For the entries below, how many lines include the word "start"? Give the figure and nothing more.

[Collected data entries]

<<<<

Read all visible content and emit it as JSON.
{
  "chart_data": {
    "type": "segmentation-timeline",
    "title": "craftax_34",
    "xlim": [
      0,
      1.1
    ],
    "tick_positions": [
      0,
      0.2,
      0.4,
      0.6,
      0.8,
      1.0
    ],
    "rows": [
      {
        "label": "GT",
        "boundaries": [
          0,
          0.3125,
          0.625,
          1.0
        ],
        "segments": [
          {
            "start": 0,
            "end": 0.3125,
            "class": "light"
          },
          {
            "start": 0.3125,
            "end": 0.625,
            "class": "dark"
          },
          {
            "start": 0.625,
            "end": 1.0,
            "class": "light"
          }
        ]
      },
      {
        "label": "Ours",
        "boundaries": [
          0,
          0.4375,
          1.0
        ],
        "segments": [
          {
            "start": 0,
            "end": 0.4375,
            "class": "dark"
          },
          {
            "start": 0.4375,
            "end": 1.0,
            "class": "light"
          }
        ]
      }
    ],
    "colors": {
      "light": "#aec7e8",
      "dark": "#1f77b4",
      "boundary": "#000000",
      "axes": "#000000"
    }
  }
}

>>>>

▶ **FULL ANSWER**
5